§ **EXERCISE BRIEF**
Reproduce the listing below word for word, omitting the picture.

## begin DATASET RECORDS

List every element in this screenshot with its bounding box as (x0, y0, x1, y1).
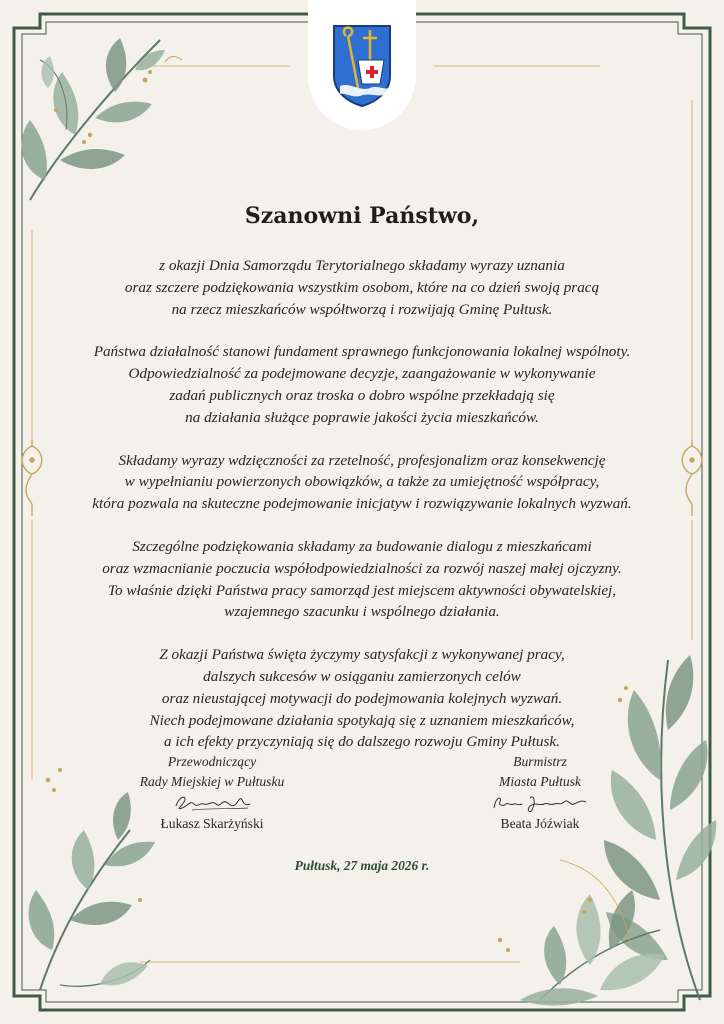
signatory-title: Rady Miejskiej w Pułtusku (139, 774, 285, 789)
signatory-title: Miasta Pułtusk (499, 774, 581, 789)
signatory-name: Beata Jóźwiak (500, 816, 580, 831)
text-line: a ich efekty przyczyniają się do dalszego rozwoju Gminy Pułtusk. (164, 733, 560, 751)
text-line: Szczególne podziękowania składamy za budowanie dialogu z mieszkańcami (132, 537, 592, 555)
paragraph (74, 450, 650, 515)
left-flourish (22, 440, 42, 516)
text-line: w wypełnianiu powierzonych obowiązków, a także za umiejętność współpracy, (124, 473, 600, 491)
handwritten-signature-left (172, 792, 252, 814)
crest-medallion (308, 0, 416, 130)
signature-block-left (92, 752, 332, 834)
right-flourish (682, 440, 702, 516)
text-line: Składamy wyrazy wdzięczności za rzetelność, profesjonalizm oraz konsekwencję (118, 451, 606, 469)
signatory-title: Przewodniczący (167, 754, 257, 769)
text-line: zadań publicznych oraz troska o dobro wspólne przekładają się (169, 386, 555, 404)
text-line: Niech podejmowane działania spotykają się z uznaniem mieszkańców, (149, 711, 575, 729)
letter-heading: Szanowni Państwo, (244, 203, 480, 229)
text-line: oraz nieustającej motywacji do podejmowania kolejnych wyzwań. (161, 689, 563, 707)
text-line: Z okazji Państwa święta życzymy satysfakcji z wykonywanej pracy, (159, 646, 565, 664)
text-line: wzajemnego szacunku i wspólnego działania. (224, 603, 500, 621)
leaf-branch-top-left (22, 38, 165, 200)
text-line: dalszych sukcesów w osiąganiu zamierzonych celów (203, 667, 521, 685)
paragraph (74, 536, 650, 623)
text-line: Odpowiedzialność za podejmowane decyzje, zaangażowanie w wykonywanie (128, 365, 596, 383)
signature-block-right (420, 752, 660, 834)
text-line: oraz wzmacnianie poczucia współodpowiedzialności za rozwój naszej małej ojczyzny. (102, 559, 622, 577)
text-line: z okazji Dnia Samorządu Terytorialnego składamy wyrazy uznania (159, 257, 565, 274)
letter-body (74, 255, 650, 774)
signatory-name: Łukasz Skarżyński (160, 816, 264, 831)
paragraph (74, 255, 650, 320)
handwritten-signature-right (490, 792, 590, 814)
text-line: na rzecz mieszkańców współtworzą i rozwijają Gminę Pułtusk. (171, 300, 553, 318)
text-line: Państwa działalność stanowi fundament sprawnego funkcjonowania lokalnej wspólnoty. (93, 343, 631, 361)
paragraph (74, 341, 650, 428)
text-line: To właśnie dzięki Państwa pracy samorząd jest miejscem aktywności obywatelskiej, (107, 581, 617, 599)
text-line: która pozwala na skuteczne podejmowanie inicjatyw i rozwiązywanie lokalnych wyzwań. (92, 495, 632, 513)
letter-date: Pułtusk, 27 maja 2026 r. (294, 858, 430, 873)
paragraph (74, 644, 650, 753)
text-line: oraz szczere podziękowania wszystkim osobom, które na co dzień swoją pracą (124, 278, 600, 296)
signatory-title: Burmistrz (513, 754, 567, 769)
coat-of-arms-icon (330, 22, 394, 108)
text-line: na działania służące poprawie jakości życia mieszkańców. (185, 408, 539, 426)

## end DATASET RECORDS

§ **SOLUTION TO THE EXERCISE**
List every element in this screenshot with its bounding box as (x0, y0, x1, y1).
signatory-title: Rady Miejskiej w Pułtusku (139, 774, 285, 789)
signatory-title: Miasta Pułtusk (499, 774, 581, 789)
signatory-name: Beata Jóźwiak (500, 816, 580, 831)
text-line: a ich efekty przyczyniają się do dalszego rozwoju Gminy Pułtusk. (164, 733, 560, 751)
text-line: Szczególne podziękowania składamy za budowanie dialogu z mieszkańcami (132, 537, 592, 555)
paragraph (74, 450, 650, 515)
left-flourish (22, 440, 42, 516)
text-line: w wypełnianiu powierzonych obowiązków, a także za umiejętność współpracy, (124, 473, 600, 491)
handwritten-signature-left (172, 792, 252, 814)
crest-medallion (308, 0, 416, 130)
signature-block-left (92, 752, 332, 834)
right-flourish (682, 440, 702, 516)
text-line: Składamy wyrazy wdzięczności za rzetelność, profesjonalizm oraz konsekwencję (118, 451, 606, 469)
signatory-title: Przewodniczący (167, 754, 257, 769)
text-line: zadań publicznych oraz troska o dobro wspólne przekładają się (169, 386, 555, 404)
text-line: Niech podejmowane działania spotykają się z uznaniem mieszkańców, (149, 711, 575, 729)
letter-heading: Szanowni Państwo, (244, 203, 480, 229)
text-line: oraz nieustającej motywacji do podejmowania kolejnych wyzwań. (161, 689, 563, 707)
text-line: Z okazji Państwa święta życzymy satysfakcji z wykonywanej pracy, (159, 646, 565, 664)
text-line: wzajemnego szacunku i wspólnego działania. (224, 603, 500, 621)
leaf-branch-top-left (22, 38, 165, 200)
text-line: dalszych sukcesów w osiąganiu zamierzonych celów (203, 667, 521, 685)
paragraph (74, 536, 650, 623)
text-line: Odpowiedzialność za podejmowane decyzje, zaangażowanie w wykonywanie (128, 365, 596, 383)
signature-block-right (420, 752, 660, 834)
text-line: oraz wzmacnianie poczucia współodpowiedzialności za rozwój naszej małej ojczyzny. (102, 559, 622, 577)
text-line: z okazji Dnia Samorządu Terytorialnego składamy wyrazy uznania (159, 257, 565, 274)
letter-body (74, 255, 650, 774)
signatory-name: Łukasz Skarżyński (160, 816, 264, 831)
paragraph (74, 255, 650, 320)
handwritten-signature-right (490, 792, 590, 814)
text-line: na rzecz mieszkańców współtworzą i rozwijają Gminę Pułtusk. (171, 300, 553, 318)
text-line: Państwa działalność stanowi fundament sprawnego funkcjonowania lokalnej wspólnoty. (93, 343, 631, 361)
paragraph (74, 341, 650, 428)
text-line: To właśnie dzięki Państwa pracy samorząd jest miejscem aktywności obywatelskiej, (107, 581, 617, 599)
text-line: która pozwala na skuteczne podejmowanie inicjatyw i rozwiązywanie lokalnych wyzwań. (92, 495, 632, 513)
letter-date: Pułtusk, 27 maja 2026 r. (294, 858, 430, 873)
paragraph (74, 644, 650, 753)
text-line: oraz szczere podziękowania wszystkim osobom, które na co dzień swoją pracą (124, 278, 600, 296)
signatory-title: Burmistrz (513, 754, 567, 769)
coat-of-arms-icon (330, 22, 394, 108)
text-line: na działania służące poprawie jakości życia mieszkańców. (185, 408, 539, 426)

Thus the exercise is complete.